DIRECTION - Repeat the records below exactly.

[Collected data]
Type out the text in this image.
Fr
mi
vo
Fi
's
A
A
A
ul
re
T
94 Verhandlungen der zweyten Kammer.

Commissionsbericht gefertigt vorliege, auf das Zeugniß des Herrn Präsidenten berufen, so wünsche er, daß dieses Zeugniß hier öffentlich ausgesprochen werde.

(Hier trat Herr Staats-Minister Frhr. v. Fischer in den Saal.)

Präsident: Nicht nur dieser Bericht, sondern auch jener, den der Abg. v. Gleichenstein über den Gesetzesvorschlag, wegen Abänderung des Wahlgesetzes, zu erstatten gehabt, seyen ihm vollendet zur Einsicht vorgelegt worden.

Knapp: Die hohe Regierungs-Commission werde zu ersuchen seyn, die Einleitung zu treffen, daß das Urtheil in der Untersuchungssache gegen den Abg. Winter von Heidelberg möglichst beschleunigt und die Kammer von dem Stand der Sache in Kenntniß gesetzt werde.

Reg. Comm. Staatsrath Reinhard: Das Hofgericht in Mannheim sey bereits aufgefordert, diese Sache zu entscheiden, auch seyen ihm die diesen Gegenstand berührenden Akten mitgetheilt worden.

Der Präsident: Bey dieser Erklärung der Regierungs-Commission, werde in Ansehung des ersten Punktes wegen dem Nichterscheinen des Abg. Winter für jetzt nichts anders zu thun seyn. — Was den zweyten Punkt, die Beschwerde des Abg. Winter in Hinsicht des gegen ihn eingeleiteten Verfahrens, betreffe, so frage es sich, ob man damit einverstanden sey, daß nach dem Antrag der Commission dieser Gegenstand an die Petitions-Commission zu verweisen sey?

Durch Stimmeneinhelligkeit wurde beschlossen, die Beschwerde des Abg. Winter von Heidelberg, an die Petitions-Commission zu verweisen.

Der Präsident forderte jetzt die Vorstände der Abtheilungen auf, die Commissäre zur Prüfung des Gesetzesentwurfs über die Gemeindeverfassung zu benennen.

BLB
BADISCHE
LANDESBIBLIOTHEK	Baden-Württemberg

COMPLETE RESPONSE -
Type out the text in this image.
Fr
mi
vo
Fi
's
A
A
A
ul
re
T
94 Verhandlungen der zweyten Kammer.

Commissionsbericht gefertigt vorliege, auf das Zeugniß des Herrn Präsidenten berufen, so wünsche er, daß dieses Zeugniß hier öffentlich ausgesprochen werde.

(Hier trat Herr Staats-Minister Frhr. v. Fischer in den Saal.)

Präsident: Nicht nur dieser Bericht, sondern auch jener, den der Abg. v. Gleichenstein über den Gesetzesvorschlag, wegen Abänderung des Wahlgesetzes, zu erstatten gehabt, seyen ihm vollendet zur Einsicht vorgelegt worden.

Knapp: Die hohe Regierungs-Commission werde zu ersuchen seyn, die Einleitung zu treffen, daß das Urtheil in der Untersuchungssache gegen den Abg. Winter von Heidelberg möglichst beschleunigt und die Kammer von dem Stand der Sache in Kenntniß gesetzt werde.

Reg. Comm. Staatsrath Reinhard: Das Hofgericht in Mannheim sey bereits aufgefordert, diese Sache zu entscheiden, auch seyen ihm die diesen Gegenstand berührenden Akten mitgetheilt worden.

Der Präsident: Bey dieser Erklärung der Regierungs-Commission, werde in Ansehung des ersten Punktes wegen dem Nichterscheinen des Abg. Winter für jetzt nichts anders zu thun seyn. — Was den zweyten Punkt, die Beschwerde des Abg. Winter in Hinsicht des gegen ihn eingeleiteten Verfahrens, betreffe, so frage es sich, ob man damit einverstanden sey, daß nach dem Antrag der Commission dieser Gegenstand an die Petitions-Commission zu verweisen sey?

Durch Stimmeneinhelligkeit wurde beschlossen, die Beschwerde des Abg. Winter von Heidelberg, an die Petitions-Commission zu verweisen.

Der Präsident forderte jetzt die Vorstände der Abtheilungen auf, die Commissäre zur Prüfung des Gesetzesentwurfs über die Gemeindeverfassung zu benennen.

BLB
BADISCHE
LANDESBIBLIOTHEK	Baden-Württemberg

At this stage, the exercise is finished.